Given instruction: Report the count of lines below that include "Second", without any other text.

Figure dataset records:
■ ■ ■ ■
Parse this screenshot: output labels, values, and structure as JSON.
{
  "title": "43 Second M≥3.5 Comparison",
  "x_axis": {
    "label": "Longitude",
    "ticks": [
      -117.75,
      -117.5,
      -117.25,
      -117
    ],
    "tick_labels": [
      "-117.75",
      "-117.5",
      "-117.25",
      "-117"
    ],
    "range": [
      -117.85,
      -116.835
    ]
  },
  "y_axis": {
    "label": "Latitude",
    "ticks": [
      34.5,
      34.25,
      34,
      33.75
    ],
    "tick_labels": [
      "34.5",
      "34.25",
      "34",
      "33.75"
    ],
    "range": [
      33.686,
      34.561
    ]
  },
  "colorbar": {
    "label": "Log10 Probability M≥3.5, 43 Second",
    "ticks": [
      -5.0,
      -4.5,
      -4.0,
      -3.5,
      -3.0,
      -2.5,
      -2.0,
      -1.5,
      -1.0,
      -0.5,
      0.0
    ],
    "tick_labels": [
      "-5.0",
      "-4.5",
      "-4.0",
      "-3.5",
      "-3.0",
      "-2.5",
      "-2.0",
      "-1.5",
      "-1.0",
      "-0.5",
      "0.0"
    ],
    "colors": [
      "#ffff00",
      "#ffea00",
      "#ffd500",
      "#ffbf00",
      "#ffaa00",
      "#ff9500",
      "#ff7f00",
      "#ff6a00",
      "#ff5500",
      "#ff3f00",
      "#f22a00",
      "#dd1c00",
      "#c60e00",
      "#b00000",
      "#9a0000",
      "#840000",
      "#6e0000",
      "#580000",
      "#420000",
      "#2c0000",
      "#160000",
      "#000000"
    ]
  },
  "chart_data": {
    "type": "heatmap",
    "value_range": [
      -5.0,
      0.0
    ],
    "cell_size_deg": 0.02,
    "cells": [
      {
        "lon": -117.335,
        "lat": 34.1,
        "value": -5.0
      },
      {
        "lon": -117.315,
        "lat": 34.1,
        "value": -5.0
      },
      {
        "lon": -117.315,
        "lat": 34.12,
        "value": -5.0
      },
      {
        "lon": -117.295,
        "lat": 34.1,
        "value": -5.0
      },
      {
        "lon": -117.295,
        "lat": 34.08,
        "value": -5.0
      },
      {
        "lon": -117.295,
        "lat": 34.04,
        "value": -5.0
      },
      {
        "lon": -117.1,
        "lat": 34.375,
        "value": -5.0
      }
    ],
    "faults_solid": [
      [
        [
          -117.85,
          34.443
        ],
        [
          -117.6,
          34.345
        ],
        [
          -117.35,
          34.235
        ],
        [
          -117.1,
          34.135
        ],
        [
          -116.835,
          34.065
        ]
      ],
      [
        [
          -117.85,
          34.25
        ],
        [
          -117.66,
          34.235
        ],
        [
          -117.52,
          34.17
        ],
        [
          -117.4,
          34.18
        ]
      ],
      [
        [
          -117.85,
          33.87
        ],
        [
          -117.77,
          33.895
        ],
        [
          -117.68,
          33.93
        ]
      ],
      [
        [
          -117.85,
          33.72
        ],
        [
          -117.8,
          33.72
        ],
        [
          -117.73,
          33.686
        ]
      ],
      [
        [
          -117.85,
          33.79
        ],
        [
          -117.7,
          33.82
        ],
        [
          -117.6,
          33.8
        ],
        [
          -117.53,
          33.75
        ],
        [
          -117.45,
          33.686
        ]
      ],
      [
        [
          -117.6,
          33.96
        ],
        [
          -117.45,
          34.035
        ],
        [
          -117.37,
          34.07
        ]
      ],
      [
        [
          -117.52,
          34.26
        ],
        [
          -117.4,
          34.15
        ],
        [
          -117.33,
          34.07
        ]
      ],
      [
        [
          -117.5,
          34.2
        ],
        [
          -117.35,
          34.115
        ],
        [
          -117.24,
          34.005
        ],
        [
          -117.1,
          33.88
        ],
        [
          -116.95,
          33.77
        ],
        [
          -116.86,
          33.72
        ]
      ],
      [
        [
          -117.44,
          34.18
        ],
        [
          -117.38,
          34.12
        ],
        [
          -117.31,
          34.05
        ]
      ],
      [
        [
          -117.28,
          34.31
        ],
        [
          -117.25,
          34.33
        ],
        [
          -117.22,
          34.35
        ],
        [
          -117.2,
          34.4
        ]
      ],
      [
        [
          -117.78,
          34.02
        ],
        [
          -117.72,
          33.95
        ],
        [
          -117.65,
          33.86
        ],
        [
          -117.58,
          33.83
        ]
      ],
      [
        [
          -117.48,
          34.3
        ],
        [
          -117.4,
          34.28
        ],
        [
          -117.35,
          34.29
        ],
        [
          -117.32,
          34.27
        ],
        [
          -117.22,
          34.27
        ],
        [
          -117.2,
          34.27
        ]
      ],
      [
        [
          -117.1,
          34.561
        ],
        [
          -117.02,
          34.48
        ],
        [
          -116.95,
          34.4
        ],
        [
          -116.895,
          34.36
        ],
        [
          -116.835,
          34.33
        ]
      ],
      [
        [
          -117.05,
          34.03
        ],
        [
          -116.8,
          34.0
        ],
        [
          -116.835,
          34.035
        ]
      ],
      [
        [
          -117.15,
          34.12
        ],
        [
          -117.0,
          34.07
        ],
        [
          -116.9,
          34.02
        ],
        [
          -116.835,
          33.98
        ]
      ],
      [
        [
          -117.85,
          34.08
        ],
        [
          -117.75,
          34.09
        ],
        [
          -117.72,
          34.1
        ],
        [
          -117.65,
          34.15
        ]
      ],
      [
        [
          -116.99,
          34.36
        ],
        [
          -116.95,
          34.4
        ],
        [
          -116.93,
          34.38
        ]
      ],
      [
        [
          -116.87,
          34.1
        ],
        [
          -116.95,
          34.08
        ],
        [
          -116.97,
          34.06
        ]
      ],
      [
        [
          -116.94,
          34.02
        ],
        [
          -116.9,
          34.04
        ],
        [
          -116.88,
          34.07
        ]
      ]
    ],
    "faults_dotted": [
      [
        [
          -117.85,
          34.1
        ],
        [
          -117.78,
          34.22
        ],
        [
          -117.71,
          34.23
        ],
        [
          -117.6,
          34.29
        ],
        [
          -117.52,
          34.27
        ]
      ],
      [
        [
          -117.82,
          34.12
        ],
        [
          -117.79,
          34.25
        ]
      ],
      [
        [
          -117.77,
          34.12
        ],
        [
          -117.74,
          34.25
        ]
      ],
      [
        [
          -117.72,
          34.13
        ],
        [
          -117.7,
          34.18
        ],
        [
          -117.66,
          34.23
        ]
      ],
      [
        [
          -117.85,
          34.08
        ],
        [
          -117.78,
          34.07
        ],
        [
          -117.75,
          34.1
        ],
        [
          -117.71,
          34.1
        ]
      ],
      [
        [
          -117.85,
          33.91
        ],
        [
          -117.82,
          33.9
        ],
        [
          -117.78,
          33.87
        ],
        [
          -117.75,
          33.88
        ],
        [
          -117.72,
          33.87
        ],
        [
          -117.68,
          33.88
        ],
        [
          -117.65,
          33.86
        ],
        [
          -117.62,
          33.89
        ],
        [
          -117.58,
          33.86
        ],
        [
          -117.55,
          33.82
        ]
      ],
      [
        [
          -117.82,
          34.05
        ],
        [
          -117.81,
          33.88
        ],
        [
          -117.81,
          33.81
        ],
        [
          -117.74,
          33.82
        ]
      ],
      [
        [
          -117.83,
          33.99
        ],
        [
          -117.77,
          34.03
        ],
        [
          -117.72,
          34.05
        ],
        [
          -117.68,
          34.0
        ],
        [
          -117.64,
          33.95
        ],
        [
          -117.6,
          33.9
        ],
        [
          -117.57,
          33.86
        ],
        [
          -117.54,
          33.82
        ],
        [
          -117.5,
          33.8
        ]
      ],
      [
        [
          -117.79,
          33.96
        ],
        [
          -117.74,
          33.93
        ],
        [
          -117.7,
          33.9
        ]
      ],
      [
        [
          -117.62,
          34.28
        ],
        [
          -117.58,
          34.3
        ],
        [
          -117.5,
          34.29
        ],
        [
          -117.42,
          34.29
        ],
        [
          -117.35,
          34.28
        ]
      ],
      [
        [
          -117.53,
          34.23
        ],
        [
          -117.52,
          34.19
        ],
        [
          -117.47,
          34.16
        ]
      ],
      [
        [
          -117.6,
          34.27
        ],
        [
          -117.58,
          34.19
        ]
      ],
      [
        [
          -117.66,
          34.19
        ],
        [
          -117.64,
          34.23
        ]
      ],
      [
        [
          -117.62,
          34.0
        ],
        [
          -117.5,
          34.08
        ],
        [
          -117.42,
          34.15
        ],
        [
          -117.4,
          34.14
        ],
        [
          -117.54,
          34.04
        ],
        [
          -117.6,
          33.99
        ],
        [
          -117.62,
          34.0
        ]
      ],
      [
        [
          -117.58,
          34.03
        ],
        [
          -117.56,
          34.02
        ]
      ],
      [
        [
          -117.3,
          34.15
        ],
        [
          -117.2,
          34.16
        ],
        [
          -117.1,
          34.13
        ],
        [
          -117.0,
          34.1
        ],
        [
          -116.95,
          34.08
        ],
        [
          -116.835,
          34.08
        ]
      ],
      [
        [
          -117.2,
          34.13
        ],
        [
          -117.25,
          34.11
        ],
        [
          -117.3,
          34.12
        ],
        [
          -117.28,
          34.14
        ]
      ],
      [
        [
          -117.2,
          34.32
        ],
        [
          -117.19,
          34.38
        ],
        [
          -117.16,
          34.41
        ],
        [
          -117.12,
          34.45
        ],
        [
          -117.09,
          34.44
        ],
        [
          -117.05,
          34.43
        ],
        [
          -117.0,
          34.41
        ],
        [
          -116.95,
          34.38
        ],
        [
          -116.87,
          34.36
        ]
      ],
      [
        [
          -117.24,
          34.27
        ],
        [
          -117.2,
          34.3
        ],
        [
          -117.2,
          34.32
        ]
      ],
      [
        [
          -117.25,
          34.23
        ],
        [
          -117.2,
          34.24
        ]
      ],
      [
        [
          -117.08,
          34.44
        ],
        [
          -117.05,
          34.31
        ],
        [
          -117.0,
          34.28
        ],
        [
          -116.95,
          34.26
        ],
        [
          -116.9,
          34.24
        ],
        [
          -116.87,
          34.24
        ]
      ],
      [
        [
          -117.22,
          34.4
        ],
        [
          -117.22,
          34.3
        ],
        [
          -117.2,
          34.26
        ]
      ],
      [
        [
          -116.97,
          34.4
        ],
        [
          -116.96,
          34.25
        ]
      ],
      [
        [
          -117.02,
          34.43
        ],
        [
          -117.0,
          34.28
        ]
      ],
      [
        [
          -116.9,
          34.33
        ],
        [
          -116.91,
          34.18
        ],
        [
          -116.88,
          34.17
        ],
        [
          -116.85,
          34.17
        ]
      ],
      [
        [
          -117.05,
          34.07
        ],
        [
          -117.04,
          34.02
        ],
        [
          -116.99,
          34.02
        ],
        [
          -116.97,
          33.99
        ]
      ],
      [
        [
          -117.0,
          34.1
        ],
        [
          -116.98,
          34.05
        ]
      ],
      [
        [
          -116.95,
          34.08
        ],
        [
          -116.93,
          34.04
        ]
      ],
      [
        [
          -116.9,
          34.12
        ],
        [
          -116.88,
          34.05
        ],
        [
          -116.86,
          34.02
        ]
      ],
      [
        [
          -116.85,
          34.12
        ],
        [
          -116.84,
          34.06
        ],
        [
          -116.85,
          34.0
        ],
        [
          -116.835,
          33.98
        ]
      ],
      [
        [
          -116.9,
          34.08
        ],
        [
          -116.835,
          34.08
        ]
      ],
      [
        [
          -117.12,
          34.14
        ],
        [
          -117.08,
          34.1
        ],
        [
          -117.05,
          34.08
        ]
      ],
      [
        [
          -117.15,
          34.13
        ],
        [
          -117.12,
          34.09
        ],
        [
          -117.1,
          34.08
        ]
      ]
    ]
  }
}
■ ■ ■ ■
Solution: 2